DIRECTIVE:
Find and copy every line in the records that includes the string "щелочной".

┌──

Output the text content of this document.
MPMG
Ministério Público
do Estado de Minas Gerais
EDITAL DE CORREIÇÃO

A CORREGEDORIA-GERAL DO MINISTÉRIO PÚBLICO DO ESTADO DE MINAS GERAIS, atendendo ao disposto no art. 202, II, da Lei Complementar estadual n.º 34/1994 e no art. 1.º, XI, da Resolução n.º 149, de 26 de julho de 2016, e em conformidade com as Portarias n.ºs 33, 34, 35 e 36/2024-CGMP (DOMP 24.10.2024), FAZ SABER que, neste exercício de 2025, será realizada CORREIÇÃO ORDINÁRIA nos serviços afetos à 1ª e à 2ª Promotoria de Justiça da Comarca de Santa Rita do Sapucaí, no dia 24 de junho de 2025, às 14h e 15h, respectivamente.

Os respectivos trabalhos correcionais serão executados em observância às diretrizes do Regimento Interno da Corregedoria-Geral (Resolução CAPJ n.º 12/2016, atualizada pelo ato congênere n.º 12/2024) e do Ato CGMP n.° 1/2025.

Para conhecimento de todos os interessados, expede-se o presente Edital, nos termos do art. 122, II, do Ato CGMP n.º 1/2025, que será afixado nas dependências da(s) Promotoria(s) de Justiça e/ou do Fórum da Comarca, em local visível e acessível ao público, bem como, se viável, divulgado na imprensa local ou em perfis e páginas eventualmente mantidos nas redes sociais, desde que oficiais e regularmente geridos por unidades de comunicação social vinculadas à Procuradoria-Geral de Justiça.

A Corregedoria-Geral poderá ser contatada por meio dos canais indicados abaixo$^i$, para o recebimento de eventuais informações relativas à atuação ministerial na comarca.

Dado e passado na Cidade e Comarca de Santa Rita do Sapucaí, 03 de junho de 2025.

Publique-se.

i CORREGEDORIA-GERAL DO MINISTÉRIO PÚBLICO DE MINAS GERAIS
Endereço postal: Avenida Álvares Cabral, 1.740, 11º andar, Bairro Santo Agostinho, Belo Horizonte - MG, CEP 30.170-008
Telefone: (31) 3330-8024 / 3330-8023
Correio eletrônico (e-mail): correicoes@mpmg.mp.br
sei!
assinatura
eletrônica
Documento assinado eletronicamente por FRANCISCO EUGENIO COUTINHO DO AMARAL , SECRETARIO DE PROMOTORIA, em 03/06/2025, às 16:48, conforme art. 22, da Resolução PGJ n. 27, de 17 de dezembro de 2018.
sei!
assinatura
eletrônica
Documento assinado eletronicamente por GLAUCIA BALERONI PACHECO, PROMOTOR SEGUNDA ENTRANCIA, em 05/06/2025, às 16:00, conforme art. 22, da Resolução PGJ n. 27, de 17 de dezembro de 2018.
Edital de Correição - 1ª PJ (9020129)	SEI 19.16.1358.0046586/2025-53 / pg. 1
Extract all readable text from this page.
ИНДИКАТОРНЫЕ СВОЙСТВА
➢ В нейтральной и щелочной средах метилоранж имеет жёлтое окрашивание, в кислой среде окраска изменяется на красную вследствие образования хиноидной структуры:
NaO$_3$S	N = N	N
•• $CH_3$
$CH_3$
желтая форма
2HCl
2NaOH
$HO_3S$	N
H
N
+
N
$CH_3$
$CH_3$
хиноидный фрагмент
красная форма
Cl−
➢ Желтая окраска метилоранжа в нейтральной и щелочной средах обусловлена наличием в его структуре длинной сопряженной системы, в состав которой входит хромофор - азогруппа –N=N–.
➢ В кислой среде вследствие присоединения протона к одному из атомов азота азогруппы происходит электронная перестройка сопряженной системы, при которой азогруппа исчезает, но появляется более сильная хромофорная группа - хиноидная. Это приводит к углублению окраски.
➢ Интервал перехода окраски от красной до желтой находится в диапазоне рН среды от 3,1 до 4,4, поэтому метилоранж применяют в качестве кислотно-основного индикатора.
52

└──

FULL RESPONSE:
➢ В нейтральной и щелочной средах метилоранж имеет жёлтое окрашивание, в кислой среде окраска изменяется на красную вследствие образования хиноидной структуры:
➢ Желтая окраска метилоранжа в нейтральной и щелочной средах обусловлена наличием в его структуре длинной сопряженной системы, в состав которой входит хромофор - азогруппа –N=N–.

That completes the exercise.